Objetivo: Transcribe literalmente, del texto sobre los audios de Juan Carlos I y Bárbara Rey, el fragmento que va desde "Sí es crónica rosa el" hasta "Bárbara, ¡qué potente!.".

Texto mostrado:
Por supuesto que el asunto de las filtraciones de los audios entre el Rey emérito Juan Carlos I y Bárbara Rey no es salseo, sino que es un asunto de Estado. Y por supuesto que esa cuestión obliga una vez más a mentar la bicha, el tabú que impide poner sobre la mesa el perjuicio y el anacronismo que supone el modelo de Estado que tenemos en España de la monarquía parlamentaria.

Vaya por delante el más profundo de los respetos a aquellas personas que no opinan así, opuestos a una república. Aunque habrá que reconocer que tampoco se sabe de cuántos españoles hablamos, porque la tradicional autocensura a hablar de este tema, también en los medios de comunicación, nos ha tenido anémicos de demoscopia, más allá de la que se manejen en ámbitos gubernamentales. Apenas si se publicaron en el punto más álgido del descrédito, antes de la abdicación, poco después de la cacería que nos deparó aquello de “Me he equivocado, no volverá a ocurrir” (no ni ná).

Sí es crónica rosa el que Juan Carlos haya tenido un ramillete de amantes y, como siempre los españoles lo bordamos y le añadimos un componente socarrón: porque el prolífico monarca tripuló un yate llamado Bribón, una de esas amigas tiene como apellido artístico Rey, la cual tiene una hija que se llama Sofía. O que se cogiera un helicóptero, para aterrizar en la finca de Paquirri y decirle que dejara en paz a Bárbara, ¡qué potente!.

Bromas a un lado, y por más que Felipe González diga que no le interesa el asunto porque esto es “chismografía” (a Aznar no le han preguntado aún), es bastante serio el hecho de que unas relaciones amistosas y sexuales sí afecten a los ciudadanos por tres cuestiones: por la utilización de fondos reservados que se utilizaron sin control para afrontar el chantaje de una amante; porque en esos audios se vuelve a poner de manifiesto una sombra de sospecha sobre el papel del Rey en el golpe de Estado del 23-F, con las alusiones al general Armada; y porque los audios ponen de manifiesto la hipocresía con la que a la postre paga a Felipe González, que siempre le profesó lealtad y con el que se comentaba su buena relación, o sus recelos ante el afán de Alfonso Guerra y de otros intelectuales de promover el republicanismo, esto sí es lógico, claro.

Filas:

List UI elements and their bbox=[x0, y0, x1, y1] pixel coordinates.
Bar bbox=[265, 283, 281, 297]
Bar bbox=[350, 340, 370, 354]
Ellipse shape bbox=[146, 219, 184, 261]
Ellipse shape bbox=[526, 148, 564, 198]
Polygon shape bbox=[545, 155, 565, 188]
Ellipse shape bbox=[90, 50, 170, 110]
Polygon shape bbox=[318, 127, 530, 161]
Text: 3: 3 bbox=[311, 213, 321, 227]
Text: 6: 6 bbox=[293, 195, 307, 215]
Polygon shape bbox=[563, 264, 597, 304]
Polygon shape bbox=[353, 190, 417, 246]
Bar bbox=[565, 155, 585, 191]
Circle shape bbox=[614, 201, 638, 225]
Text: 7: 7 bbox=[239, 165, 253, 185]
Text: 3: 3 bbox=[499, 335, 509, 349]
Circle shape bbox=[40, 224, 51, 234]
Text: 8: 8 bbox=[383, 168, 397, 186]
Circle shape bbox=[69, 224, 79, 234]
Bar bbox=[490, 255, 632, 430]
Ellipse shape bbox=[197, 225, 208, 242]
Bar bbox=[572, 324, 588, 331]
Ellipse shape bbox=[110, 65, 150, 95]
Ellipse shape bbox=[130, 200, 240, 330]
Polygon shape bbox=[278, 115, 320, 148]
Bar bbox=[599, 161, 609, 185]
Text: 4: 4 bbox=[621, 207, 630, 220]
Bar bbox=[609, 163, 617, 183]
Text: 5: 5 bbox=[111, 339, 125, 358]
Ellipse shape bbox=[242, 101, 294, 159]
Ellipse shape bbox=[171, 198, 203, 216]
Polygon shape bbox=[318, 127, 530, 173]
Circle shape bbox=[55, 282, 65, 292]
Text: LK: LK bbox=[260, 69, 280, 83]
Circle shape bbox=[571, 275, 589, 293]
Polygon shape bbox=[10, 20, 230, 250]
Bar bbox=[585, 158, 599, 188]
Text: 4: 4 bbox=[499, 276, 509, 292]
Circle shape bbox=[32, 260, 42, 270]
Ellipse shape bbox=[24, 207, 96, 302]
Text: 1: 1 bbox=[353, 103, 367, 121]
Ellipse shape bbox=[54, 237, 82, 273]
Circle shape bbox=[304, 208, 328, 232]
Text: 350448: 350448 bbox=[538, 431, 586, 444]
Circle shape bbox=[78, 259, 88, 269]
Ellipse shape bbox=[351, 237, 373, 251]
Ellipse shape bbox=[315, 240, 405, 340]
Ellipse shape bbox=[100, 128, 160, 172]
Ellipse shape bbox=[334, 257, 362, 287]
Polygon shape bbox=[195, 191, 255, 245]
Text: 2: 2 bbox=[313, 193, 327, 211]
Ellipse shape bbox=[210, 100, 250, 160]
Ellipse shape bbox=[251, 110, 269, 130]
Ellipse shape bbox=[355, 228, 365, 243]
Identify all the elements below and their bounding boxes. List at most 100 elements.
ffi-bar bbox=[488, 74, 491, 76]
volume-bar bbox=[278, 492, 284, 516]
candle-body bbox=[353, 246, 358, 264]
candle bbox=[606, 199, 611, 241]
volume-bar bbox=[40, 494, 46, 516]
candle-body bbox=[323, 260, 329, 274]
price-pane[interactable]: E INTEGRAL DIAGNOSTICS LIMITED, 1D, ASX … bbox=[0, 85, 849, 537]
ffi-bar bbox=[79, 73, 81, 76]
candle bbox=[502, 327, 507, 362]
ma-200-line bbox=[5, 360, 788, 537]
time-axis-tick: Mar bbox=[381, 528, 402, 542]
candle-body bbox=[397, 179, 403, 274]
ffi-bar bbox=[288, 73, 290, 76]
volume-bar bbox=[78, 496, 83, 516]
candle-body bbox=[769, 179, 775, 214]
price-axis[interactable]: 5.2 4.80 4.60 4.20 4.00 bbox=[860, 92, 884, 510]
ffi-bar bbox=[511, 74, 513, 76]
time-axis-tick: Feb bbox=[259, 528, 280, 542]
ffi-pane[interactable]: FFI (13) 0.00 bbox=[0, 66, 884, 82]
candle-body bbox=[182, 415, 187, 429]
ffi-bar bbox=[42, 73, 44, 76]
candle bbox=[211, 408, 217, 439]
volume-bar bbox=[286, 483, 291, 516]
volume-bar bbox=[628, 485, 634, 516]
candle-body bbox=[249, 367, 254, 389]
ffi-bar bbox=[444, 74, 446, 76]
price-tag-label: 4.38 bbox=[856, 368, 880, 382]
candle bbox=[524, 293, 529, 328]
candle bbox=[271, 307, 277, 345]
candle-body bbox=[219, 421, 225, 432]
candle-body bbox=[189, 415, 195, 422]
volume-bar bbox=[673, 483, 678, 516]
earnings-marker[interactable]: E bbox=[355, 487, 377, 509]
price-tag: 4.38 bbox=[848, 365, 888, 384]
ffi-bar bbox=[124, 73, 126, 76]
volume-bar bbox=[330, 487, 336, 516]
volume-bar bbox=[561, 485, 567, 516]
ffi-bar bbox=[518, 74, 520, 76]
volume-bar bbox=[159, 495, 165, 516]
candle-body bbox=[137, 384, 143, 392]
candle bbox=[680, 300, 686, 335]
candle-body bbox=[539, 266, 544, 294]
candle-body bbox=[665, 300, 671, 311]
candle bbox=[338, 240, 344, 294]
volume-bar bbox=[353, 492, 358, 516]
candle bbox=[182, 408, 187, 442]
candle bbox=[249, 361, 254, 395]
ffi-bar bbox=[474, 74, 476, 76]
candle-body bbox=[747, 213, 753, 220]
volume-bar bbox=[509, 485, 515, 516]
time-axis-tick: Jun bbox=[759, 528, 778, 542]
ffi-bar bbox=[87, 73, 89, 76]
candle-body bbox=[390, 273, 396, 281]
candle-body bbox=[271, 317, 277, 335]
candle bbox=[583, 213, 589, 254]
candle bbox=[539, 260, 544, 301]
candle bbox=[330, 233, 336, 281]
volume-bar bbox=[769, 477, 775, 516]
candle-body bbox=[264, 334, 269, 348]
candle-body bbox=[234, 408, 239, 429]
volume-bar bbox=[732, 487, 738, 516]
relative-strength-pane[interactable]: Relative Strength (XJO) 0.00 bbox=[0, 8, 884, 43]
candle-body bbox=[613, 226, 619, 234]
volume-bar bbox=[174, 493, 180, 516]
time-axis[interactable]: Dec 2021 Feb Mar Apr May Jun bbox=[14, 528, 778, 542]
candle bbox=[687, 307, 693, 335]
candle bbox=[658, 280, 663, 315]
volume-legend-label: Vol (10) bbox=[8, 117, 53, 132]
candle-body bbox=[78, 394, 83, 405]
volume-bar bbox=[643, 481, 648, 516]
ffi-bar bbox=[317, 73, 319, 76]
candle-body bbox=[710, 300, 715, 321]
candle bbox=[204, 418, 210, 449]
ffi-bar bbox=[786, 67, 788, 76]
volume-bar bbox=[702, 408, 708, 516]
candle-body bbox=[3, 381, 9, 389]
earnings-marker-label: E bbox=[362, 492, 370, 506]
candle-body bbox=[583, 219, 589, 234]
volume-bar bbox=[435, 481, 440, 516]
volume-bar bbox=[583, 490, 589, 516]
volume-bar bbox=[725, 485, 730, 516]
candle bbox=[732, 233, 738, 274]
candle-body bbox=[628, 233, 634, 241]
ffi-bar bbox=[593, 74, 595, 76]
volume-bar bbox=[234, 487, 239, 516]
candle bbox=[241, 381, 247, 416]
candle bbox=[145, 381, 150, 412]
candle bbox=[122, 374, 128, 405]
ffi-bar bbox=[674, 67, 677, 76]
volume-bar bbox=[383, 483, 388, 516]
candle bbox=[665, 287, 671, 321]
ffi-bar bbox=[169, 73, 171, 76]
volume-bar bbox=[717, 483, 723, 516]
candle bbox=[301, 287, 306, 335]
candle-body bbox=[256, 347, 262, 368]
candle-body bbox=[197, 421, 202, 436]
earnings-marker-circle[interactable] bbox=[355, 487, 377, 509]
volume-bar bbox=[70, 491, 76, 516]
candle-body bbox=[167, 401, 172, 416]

Respuesta:
Sí es crónica rosa el que Juan Carlos haya tenido un ramillete de amantes y, como siempre los españoles lo bordamos y le añadimos un componente socarrón: porque el prolífico monarca tripuló un yate llamado Bribón, una de esas amigas tiene como apellido artístico Rey, la cual tiene una hija que se llama Sofía. O que se cogiera un helicóptero, para aterrizar en la finca de Paquirri y decirle que dejara en paz a Bárbara, ¡qué potente!.